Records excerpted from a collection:

****************

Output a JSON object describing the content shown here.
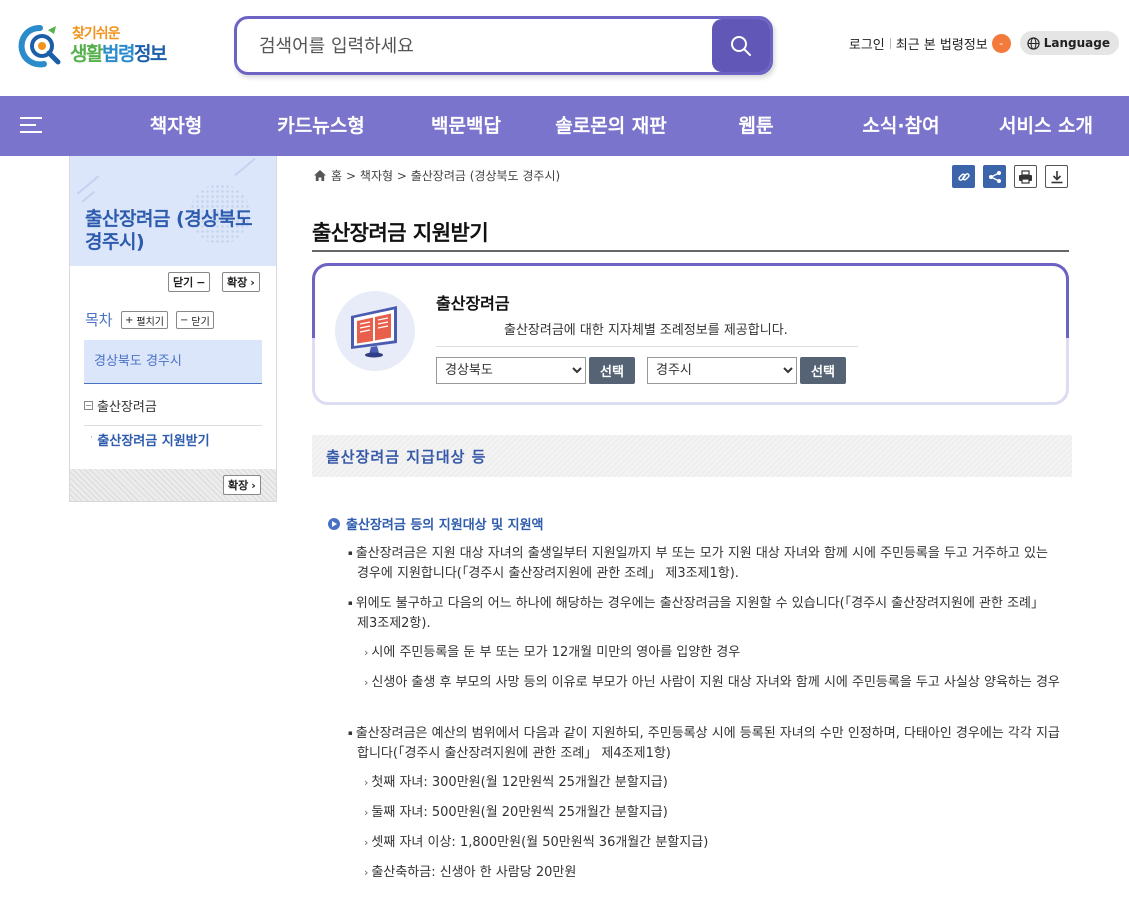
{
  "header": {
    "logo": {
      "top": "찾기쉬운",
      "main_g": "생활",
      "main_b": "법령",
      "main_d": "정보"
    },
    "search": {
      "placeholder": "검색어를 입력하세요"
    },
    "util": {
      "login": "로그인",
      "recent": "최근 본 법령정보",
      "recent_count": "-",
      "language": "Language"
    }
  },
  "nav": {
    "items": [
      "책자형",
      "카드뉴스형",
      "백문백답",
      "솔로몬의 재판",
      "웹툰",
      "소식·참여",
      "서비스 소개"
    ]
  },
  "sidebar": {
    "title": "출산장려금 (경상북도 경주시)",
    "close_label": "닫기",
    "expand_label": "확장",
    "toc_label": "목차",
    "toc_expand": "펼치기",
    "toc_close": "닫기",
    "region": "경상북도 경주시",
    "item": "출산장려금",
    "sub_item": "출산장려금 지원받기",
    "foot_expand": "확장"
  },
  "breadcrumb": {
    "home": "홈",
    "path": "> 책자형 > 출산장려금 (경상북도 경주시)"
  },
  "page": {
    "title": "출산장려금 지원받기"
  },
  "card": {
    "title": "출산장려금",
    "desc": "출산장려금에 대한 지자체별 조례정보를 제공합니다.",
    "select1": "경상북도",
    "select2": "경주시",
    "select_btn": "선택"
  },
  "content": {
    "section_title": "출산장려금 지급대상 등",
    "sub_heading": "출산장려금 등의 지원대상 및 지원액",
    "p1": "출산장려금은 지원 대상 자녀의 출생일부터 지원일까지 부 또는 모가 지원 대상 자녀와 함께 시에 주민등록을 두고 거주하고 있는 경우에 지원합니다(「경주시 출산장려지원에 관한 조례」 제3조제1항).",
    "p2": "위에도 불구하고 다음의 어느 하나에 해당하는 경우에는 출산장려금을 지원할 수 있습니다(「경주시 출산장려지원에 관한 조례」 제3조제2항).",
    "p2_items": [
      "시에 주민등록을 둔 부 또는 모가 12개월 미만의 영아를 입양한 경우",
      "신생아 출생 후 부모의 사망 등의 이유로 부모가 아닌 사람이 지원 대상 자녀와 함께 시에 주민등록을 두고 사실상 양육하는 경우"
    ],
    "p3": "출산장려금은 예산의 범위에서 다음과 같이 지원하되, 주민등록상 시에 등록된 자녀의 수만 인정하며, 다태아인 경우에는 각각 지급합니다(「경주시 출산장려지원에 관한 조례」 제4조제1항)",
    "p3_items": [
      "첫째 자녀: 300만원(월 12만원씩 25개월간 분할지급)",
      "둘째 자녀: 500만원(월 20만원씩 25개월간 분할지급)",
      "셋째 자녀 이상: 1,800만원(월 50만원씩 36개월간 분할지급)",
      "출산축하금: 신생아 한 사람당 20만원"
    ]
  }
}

****************

WORK TO COMPLETE: Transcribe the full listing above exactly as it stands, minus the pictures.

EXERCISE ANSWER:
Output a JSON object describing the content shown here.
{
  "header": {
    "logo": {
      "top": "찾기쉬운",
      "main_g": "생활",
      "main_b": "법령",
      "main_d": "정보"
    },
    "search": {
      "placeholder": "검색어를 입력하세요"
    },
    "util": {
      "login": "로그인",
      "recent": "최근 본 법령정보",
      "recent_count": "-",
      "language": "Language"
    }
  },
  "nav": {
    "items": [
      "책자형",
      "카드뉴스형",
      "백문백답",
      "솔로몬의 재판",
      "웹툰",
      "소식·참여",
      "서비스 소개"
    ]
  },
  "sidebar": {
    "title": "출산장려금 (경상북도 경주시)",
    "close_label": "닫기",
    "expand_label": "확장",
    "toc_label": "목차",
    "toc_expand": "펼치기",
    "toc_close": "닫기",
    "region": "경상북도 경주시",
    "item": "출산장려금",
    "sub_item": "출산장려금 지원받기",
    "foot_expand": "확장"
  },
  "breadcrumb": {
    "home": "홈",
    "path": "> 책자형 > 출산장려금 (경상북도 경주시)"
  },
  "page": {
    "title": "출산장려금 지원받기"
  },
  "card": {
    "title": "출산장려금",
    "desc": "출산장려금에 대한 지자체별 조례정보를 제공합니다.",
    "select1": "경상북도",
    "select2": "경주시",
    "select_btn": "선택"
  },
  "content": {
    "section_title": "출산장려금 지급대상 등",
    "sub_heading": "출산장려금 등의 지원대상 및 지원액",
    "p1": "출산장려금은 지원 대상 자녀의 출생일부터 지원일까지 부 또는 모가 지원 대상 자녀와 함께 시에 주민등록을 두고 거주하고 있는 경우에 지원합니다(「경주시 출산장려지원에 관한 조례」 제3조제1항).",
    "p2": "위에도 불구하고 다음의 어느 하나에 해당하는 경우에는 출산장려금을 지원할 수 있습니다(「경주시 출산장려지원에 관한 조례」 제3조제2항).",
    "p2_items": [
      "시에 주민등록을 둔 부 또는 모가 12개월 미만의 영아를 입양한 경우",
      "신생아 출생 후 부모의 사망 등의 이유로 부모가 아닌 사람이 지원 대상 자녀와 함께 시에 주민등록을 두고 사실상 양육하는 경우"
    ],
    "p3": "출산장려금은 예산의 범위에서 다음과 같이 지원하되, 주민등록상 시에 등록된 자녀의 수만 인정하며, 다태아인 경우에는 각각 지급합니다(「경주시 출산장려지원에 관한 조례」 제4조제1항)",
    "p3_items": [
      "첫째 자녀: 300만원(월 12만원씩 25개월간 분할지급)",
      "둘째 자녀: 500만원(월 20만원씩 25개월간 분할지급)",
      "셋째 자녀 이상: 1,800만원(월 50만원씩 36개월간 분할지급)",
      "출산축하금: 신생아 한 사람당 20만원"
    ]
  }
}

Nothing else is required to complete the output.